→ YOUR TASK
Copy every line in which the string "Silber" occurs.

[START OF INPUT RECORDS]

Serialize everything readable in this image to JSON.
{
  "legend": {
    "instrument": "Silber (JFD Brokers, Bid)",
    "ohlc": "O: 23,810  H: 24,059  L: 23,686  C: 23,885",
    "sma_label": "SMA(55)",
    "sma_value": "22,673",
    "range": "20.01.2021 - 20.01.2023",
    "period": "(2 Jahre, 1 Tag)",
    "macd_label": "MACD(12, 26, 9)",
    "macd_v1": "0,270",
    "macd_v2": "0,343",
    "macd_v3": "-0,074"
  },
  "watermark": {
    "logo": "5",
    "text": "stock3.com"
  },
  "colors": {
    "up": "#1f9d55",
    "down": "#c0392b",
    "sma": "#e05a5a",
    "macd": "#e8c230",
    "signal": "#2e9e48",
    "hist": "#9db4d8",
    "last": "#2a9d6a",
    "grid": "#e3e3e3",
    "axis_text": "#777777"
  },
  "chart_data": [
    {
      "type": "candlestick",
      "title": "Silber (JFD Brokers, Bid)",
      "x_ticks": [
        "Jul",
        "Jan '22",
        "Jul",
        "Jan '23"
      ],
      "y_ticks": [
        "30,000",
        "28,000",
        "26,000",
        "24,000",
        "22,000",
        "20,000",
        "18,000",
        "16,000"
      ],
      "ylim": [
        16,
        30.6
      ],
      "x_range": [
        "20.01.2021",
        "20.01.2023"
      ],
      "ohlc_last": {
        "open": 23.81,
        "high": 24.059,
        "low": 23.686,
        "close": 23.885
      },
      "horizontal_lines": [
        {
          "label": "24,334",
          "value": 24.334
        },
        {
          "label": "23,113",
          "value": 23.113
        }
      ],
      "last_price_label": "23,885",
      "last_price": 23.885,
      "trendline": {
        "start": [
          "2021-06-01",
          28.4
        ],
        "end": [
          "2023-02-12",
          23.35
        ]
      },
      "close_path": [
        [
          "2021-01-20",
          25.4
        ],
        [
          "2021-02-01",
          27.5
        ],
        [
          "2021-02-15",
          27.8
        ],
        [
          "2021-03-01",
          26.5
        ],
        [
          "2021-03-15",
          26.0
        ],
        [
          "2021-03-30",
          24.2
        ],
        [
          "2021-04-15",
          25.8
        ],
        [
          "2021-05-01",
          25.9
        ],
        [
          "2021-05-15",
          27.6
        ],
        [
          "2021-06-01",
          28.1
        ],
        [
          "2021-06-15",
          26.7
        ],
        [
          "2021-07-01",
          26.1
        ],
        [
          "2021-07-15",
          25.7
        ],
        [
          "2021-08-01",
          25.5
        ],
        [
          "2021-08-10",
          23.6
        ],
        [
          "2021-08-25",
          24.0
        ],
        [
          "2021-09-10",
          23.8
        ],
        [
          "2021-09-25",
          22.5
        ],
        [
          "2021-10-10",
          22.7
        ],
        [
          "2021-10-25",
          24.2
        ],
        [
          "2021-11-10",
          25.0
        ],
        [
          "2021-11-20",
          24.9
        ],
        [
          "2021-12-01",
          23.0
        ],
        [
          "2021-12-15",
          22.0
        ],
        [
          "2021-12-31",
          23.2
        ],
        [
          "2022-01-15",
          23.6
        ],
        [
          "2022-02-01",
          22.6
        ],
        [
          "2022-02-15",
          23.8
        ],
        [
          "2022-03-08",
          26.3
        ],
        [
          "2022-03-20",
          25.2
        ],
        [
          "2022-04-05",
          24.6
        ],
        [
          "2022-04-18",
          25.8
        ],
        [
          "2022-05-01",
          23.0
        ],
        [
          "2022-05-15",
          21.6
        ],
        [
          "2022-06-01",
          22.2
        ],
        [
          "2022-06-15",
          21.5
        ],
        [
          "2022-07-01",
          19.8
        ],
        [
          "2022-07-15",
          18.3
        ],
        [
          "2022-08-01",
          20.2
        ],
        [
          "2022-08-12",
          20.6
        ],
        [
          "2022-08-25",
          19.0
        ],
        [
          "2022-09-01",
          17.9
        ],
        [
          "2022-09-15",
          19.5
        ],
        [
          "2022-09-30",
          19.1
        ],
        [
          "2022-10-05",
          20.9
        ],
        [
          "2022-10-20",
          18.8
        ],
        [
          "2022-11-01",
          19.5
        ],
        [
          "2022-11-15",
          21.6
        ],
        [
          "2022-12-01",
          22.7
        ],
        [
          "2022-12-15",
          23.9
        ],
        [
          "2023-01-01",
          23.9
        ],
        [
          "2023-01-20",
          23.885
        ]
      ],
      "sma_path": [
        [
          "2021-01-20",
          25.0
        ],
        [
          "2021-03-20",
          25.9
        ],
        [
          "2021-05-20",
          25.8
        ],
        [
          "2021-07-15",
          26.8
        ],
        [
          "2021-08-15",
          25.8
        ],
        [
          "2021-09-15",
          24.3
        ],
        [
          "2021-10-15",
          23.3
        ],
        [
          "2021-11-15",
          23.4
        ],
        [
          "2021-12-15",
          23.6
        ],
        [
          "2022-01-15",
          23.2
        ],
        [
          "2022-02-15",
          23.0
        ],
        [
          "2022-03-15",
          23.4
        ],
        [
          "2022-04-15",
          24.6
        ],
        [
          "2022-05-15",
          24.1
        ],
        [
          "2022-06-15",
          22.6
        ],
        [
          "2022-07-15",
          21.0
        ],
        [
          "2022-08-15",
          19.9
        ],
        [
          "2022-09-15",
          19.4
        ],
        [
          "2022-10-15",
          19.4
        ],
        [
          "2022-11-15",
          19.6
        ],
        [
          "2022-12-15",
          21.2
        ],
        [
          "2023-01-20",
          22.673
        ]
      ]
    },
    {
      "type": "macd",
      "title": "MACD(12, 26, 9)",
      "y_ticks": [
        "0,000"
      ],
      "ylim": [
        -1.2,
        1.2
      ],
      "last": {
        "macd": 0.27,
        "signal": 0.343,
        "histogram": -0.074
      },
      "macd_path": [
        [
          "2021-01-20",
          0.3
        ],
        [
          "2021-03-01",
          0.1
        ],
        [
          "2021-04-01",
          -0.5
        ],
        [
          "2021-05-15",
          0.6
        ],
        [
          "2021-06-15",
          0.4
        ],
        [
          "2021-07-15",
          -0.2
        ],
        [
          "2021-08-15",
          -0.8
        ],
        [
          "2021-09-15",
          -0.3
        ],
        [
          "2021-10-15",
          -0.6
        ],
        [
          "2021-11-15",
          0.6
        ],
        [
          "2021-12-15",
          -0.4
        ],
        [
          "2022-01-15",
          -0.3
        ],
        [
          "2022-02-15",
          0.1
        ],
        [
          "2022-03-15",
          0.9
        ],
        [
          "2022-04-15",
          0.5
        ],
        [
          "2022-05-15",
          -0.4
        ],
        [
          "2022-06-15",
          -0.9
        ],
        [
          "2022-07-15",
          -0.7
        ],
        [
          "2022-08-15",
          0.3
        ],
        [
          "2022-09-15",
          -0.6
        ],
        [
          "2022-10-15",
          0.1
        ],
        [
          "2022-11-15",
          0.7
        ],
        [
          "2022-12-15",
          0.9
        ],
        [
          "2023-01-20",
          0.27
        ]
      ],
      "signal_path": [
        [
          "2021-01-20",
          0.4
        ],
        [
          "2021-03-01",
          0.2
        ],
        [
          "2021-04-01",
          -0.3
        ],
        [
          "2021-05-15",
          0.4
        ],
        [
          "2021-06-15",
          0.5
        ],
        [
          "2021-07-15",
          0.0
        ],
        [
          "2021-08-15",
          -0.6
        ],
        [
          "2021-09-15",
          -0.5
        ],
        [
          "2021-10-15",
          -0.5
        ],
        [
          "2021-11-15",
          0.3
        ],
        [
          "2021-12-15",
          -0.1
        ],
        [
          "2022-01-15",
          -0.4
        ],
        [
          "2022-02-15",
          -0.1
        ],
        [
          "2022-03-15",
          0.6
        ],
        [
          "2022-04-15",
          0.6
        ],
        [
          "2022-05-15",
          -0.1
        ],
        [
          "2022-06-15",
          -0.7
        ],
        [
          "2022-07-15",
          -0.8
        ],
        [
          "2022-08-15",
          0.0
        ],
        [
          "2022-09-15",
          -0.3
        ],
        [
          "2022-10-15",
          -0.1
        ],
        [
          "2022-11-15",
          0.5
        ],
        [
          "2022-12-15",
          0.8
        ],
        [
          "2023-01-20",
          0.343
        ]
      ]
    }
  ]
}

[END OF INPUT RECORDS]

→ FULL ANSWER
    "instrument": "Silber (JFD Brokers, Bid)",
      "title": "Silber (JFD Brokers, Bid)",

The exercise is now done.